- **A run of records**
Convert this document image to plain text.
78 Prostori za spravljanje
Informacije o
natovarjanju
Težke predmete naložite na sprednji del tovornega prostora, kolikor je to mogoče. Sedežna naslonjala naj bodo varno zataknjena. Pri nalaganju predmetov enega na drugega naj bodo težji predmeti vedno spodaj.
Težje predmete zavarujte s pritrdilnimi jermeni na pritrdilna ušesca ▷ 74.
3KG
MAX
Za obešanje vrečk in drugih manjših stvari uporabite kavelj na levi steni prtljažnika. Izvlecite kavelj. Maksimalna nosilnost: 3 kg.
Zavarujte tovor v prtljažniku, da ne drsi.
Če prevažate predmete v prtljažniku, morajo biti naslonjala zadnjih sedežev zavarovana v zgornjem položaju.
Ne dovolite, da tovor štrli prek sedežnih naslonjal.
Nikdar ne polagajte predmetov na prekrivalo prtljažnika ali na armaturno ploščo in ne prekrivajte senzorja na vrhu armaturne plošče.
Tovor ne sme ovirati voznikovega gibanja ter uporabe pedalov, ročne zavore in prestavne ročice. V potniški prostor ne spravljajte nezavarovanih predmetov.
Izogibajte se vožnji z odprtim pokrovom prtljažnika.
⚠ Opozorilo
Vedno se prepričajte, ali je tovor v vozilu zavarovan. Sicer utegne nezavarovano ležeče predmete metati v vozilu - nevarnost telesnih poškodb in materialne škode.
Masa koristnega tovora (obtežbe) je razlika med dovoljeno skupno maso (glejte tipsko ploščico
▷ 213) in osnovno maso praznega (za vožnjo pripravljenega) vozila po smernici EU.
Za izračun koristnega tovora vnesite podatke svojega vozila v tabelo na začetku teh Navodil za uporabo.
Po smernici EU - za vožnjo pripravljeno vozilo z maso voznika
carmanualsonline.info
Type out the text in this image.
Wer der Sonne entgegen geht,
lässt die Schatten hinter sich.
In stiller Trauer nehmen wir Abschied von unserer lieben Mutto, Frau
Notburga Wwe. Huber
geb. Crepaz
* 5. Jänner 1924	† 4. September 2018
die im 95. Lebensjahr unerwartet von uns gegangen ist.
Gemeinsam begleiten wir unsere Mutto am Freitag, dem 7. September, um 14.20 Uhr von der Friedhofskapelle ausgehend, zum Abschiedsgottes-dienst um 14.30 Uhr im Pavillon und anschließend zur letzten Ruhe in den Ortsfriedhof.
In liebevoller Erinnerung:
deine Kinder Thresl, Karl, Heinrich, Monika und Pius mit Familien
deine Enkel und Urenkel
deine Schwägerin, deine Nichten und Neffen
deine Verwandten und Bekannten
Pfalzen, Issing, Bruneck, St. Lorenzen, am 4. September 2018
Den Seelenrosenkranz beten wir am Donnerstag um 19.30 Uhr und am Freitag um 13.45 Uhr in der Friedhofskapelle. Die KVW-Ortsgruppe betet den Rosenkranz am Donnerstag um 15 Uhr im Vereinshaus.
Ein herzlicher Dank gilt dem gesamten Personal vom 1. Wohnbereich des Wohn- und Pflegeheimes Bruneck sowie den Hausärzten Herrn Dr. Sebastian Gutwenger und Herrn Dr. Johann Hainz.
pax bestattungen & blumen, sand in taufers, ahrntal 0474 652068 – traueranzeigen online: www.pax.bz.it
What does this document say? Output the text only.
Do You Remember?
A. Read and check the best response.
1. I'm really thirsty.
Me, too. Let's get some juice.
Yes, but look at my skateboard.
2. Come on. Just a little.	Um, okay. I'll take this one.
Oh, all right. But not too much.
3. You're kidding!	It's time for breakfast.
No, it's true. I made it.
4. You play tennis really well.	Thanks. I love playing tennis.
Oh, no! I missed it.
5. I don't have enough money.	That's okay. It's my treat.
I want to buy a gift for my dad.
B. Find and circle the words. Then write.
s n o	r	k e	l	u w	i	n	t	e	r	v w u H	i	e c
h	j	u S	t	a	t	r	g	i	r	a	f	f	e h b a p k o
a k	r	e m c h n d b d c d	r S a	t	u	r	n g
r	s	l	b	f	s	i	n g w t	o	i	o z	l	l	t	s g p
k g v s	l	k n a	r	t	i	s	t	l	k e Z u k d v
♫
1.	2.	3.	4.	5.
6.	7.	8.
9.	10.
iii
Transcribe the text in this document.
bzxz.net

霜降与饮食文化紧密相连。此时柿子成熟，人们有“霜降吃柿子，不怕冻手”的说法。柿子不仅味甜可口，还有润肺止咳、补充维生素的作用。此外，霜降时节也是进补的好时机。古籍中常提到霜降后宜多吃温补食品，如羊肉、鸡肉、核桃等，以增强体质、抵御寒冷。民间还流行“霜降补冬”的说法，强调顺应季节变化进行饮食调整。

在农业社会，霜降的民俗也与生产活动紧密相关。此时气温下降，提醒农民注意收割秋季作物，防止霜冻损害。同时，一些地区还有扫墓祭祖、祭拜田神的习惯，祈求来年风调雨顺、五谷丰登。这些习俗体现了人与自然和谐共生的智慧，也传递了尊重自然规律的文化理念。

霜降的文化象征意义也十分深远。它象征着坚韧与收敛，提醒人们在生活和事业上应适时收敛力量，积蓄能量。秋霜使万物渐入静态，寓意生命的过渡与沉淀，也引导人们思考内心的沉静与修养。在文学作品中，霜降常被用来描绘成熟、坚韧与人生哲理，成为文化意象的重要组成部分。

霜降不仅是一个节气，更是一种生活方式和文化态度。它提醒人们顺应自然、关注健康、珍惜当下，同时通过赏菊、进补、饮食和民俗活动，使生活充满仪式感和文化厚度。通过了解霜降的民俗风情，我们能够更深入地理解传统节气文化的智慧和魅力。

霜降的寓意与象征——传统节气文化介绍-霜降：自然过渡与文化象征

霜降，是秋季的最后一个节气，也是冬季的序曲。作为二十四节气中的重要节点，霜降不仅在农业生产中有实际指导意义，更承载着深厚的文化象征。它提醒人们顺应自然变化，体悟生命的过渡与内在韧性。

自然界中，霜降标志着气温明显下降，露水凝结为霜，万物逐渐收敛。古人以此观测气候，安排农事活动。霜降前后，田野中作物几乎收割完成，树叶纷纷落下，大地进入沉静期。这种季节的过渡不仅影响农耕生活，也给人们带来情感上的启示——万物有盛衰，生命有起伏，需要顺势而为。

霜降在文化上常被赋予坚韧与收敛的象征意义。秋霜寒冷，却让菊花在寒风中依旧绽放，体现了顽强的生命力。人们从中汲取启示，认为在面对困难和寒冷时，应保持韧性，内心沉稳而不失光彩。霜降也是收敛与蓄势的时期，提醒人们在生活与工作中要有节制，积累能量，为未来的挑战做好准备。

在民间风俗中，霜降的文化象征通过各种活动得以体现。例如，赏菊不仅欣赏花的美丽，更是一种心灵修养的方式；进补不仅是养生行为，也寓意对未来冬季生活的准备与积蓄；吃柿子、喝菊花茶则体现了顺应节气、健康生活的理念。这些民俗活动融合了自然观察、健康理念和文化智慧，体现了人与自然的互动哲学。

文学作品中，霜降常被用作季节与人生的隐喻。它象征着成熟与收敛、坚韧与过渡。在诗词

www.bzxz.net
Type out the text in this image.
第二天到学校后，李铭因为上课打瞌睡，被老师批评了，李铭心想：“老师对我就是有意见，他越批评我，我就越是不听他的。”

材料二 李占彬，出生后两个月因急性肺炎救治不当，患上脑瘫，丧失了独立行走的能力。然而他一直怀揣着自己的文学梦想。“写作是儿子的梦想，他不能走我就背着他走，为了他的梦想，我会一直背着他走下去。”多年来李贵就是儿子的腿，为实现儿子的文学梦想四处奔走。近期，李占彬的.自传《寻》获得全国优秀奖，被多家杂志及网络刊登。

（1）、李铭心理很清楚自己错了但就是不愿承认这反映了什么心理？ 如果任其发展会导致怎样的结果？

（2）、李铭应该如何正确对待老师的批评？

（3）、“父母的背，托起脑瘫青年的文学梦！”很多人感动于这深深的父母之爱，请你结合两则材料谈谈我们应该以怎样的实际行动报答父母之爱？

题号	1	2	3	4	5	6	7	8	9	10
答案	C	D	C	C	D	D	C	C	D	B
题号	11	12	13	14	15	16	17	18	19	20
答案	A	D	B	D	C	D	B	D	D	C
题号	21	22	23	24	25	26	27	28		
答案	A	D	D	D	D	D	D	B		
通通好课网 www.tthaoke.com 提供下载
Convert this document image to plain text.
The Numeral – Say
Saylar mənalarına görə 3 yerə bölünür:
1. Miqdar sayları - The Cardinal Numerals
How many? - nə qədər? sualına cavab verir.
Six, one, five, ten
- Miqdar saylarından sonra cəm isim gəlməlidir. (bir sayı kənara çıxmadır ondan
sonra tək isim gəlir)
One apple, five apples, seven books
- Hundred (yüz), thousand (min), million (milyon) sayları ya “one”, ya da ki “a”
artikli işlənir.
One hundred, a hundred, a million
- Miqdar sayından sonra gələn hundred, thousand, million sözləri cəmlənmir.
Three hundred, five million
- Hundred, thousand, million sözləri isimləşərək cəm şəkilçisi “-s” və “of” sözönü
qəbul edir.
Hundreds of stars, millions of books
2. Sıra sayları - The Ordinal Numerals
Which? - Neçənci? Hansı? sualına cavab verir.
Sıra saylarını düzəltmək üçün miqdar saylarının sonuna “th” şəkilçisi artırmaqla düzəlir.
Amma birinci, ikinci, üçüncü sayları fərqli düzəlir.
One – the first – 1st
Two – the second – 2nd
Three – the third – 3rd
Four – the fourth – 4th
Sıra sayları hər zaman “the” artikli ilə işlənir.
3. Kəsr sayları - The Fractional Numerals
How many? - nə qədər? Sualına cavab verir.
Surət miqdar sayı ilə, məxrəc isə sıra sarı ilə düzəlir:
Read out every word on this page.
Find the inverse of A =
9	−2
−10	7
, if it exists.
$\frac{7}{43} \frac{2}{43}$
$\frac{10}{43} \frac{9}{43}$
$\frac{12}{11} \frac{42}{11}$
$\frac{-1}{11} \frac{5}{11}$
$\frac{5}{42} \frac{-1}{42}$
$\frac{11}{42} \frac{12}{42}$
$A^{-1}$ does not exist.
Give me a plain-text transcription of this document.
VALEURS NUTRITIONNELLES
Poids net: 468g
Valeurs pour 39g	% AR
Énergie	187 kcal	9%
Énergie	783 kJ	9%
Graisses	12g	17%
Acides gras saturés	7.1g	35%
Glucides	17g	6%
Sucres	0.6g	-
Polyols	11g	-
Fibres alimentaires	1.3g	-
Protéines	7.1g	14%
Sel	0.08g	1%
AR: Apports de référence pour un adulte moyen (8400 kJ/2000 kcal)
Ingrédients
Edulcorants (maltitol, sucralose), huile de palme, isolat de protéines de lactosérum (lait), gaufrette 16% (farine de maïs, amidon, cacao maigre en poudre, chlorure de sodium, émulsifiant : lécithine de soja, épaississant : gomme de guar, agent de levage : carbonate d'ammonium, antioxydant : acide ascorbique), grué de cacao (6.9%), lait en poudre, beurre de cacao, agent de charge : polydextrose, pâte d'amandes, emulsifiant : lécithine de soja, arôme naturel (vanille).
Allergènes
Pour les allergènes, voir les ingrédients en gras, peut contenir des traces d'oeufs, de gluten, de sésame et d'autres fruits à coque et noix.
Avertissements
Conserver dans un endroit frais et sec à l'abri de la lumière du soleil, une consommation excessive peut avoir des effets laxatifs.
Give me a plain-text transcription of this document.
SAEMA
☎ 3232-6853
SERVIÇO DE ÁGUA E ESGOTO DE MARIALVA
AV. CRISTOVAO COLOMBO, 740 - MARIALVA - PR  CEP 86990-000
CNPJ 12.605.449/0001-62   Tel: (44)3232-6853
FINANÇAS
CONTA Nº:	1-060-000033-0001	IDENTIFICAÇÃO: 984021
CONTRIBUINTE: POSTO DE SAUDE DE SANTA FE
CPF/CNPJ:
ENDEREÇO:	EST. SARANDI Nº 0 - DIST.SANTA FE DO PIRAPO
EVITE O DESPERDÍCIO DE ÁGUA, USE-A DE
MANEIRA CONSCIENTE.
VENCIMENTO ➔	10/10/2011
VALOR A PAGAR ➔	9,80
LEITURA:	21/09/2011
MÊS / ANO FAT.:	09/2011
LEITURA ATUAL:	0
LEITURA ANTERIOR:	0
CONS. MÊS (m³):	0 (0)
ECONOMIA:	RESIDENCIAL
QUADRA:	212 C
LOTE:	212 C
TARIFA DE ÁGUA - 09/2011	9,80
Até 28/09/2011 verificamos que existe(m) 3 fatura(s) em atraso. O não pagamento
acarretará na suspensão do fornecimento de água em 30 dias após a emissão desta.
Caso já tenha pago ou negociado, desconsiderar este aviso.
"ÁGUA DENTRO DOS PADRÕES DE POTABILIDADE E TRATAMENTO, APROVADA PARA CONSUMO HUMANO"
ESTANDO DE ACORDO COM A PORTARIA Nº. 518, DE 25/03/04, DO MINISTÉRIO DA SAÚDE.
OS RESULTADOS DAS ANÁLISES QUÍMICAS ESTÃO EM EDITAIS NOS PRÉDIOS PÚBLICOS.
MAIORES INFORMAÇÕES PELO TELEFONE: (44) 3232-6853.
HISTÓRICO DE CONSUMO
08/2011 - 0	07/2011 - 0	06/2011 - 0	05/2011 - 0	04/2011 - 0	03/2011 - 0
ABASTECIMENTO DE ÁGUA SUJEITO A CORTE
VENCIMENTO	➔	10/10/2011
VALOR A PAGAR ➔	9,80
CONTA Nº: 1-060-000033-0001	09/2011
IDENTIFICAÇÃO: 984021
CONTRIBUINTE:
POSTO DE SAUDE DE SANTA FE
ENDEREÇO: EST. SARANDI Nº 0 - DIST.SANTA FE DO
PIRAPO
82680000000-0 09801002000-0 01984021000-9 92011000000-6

- **Given request**
Search the data for the string "vozila". List each line that has it.

- **Complete output**
▷ 213) in osnovno maso praznega (za vožnjo pripravljenega) vozila po smernici EU.
Za izračun koristnega tovora vnesite podatke svojega vozila v tabelo na začetku teh Navodil za uporabo.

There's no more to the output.